» Data entries for graphics:

===============

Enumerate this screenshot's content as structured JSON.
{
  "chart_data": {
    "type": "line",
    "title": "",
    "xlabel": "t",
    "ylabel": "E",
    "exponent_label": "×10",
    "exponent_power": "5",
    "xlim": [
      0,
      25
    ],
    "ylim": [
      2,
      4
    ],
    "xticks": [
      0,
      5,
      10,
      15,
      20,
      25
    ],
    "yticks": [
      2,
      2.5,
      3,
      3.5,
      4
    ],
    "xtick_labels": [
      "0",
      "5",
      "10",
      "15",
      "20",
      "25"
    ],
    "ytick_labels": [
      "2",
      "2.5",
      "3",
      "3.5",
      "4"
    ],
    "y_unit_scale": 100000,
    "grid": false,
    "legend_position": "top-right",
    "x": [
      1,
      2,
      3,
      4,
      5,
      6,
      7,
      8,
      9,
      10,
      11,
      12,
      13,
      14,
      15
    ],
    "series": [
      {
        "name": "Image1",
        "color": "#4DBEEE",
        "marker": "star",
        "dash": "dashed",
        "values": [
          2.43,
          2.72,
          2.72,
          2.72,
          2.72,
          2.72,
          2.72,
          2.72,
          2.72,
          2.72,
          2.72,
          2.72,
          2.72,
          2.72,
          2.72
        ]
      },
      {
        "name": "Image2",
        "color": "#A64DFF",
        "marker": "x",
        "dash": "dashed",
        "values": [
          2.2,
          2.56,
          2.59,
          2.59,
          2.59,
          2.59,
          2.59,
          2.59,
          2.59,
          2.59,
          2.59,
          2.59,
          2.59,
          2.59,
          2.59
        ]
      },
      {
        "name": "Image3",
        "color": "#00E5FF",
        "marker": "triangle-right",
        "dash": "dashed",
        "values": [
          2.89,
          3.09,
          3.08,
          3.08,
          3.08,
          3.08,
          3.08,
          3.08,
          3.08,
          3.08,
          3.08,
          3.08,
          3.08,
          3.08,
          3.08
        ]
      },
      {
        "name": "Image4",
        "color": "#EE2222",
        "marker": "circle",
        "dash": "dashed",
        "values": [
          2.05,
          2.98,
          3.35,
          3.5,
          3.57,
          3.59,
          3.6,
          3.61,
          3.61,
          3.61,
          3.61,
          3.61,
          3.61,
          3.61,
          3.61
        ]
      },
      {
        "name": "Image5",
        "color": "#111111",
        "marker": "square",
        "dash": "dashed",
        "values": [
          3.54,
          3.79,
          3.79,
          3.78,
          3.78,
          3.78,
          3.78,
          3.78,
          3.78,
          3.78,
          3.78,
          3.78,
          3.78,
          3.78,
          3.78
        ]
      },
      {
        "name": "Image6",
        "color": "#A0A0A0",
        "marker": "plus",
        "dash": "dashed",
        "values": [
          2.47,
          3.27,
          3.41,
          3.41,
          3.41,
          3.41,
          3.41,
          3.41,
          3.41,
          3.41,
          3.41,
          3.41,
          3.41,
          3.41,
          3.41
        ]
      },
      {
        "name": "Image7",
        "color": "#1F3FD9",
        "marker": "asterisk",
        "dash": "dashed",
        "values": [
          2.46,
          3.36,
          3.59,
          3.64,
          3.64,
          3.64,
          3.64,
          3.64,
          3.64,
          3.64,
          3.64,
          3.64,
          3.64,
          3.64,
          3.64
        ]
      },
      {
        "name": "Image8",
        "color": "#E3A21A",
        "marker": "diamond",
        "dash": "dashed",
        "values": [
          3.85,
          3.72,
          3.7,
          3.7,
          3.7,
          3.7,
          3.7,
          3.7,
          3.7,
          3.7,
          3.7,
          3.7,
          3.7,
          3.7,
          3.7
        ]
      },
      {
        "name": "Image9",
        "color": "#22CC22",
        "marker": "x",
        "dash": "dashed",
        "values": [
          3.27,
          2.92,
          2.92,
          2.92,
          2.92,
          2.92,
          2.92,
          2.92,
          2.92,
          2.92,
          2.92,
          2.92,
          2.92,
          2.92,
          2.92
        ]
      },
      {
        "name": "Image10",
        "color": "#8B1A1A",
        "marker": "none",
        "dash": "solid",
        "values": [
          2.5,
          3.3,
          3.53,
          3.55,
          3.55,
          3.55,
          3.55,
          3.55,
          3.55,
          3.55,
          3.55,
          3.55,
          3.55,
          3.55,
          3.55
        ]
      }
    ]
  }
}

===============

» Instruction: Write down the full listing again, exactly.

» Correct output:
Enumerate this screenshot's content as structured JSON.
{
  "chart_data": {
    "type": "line",
    "title": "",
    "xlabel": "t",
    "ylabel": "E",
    "exponent_label": "×10",
    "exponent_power": "5",
    "xlim": [
      0,
      25
    ],
    "ylim": [
      2,
      4
    ],
    "xticks": [
      0,
      5,
      10,
      15,
      20,
      25
    ],
    "yticks": [
      2,
      2.5,
      3,
      3.5,
      4
    ],
    "xtick_labels": [
      "0",
      "5",
      "10",
      "15",
      "20",
      "25"
    ],
    "ytick_labels": [
      "2",
      "2.5",
      "3",
      "3.5",
      "4"
    ],
    "y_unit_scale": 100000,
    "grid": false,
    "legend_position": "top-right",
    "x": [
      1,
      2,
      3,
      4,
      5,
      6,
      7,
      8,
      9,
      10,
      11,
      12,
      13,
      14,
      15
    ],
    "series": [
      {
        "name": "Image1",
        "color": "#4DBEEE",
        "marker": "star",
        "dash": "dashed",
        "values": [
          2.43,
          2.72,
          2.72,
          2.72,
          2.72,
          2.72,
          2.72,
          2.72,
          2.72,
          2.72,
          2.72,
          2.72,
          2.72,
          2.72,
          2.72
        ]
      },
      {
        "name": "Image2",
        "color": "#A64DFF",
        "marker": "x",
        "dash": "dashed",
        "values": [
          2.2,
          2.56,
          2.59,
          2.59,
          2.59,
          2.59,
          2.59,
          2.59,
          2.59,
          2.59,
          2.59,
          2.59,
          2.59,
          2.59,
          2.59
        ]
      },
      {
        "name": "Image3",
        "color": "#00E5FF",
        "marker": "triangle-right",
        "dash": "dashed",
        "values": [
          2.89,
          3.09,
          3.08,
          3.08,
          3.08,
          3.08,
          3.08,
          3.08,
          3.08,
          3.08,
          3.08,
          3.08,
          3.08,
          3.08,
          3.08
        ]
      },
      {
        "name": "Image4",
        "color": "#EE2222",
        "marker": "circle",
        "dash": "dashed",
        "values": [
          2.05,
          2.98,
          3.35,
          3.5,
          3.57,
          3.59,
          3.6,
          3.61,
          3.61,
          3.61,
          3.61,
          3.61,
          3.61,
          3.61,
          3.61
        ]
      },
      {
        "name": "Image5",
        "color": "#111111",
        "marker": "square",
        "dash": "dashed",
        "values": [
          3.54,
          3.79,
          3.79,
          3.78,
          3.78,
          3.78,
          3.78,
          3.78,
          3.78,
          3.78,
          3.78,
          3.78,
          3.78,
          3.78,
          3.78
        ]
      },
      {
        "name": "Image6",
        "color": "#A0A0A0",
        "marker": "plus",
        "dash": "dashed",
        "values": [
          2.47,
          3.27,
          3.41,
          3.41,
          3.41,
          3.41,
          3.41,
          3.41,
          3.41,
          3.41,
          3.41,
          3.41,
          3.41,
          3.41,
          3.41
        ]
      },
      {
        "name": "Image7",
        "color": "#1F3FD9",
        "marker": "asterisk",
        "dash": "dashed",
        "values": [
          2.46,
          3.36,
          3.59,
          3.64,
          3.64,
          3.64,
          3.64,
          3.64,
          3.64,
          3.64,
          3.64,
          3.64,
          3.64,
          3.64,
          3.64
        ]
      },
      {
        "name": "Image8",
        "color": "#E3A21A",
        "marker": "diamond",
        "dash": "dashed",
        "values": [
          3.85,
          3.72,
          3.7,
          3.7,
          3.7,
          3.7,
          3.7,
          3.7,
          3.7,
          3.7,
          3.7,
          3.7,
          3.7,
          3.7,
          3.7
        ]
      },
      {
        "name": "Image9",
        "color": "#22CC22",
        "marker": "x",
        "dash": "dashed",
        "values": [
          3.27,
          2.92,
          2.92,
          2.92,
          2.92,
          2.92,
          2.92,
          2.92,
          2.92,
          2.92,
          2.92,
          2.92,
          2.92,
          2.92,
          2.92
        ]
      },
      {
        "name": "Image10",
        "color": "#8B1A1A",
        "marker": "none",
        "dash": "solid",
        "values": [
          2.5,
          3.3,
          3.53,
          3.55,
          3.55,
          3.55,
          3.55,
          3.55,
          3.55,
          3.55,
          3.55,
          3.55,
          3.55,
          3.55,
          3.55
        ]
      }
    ]
  }
}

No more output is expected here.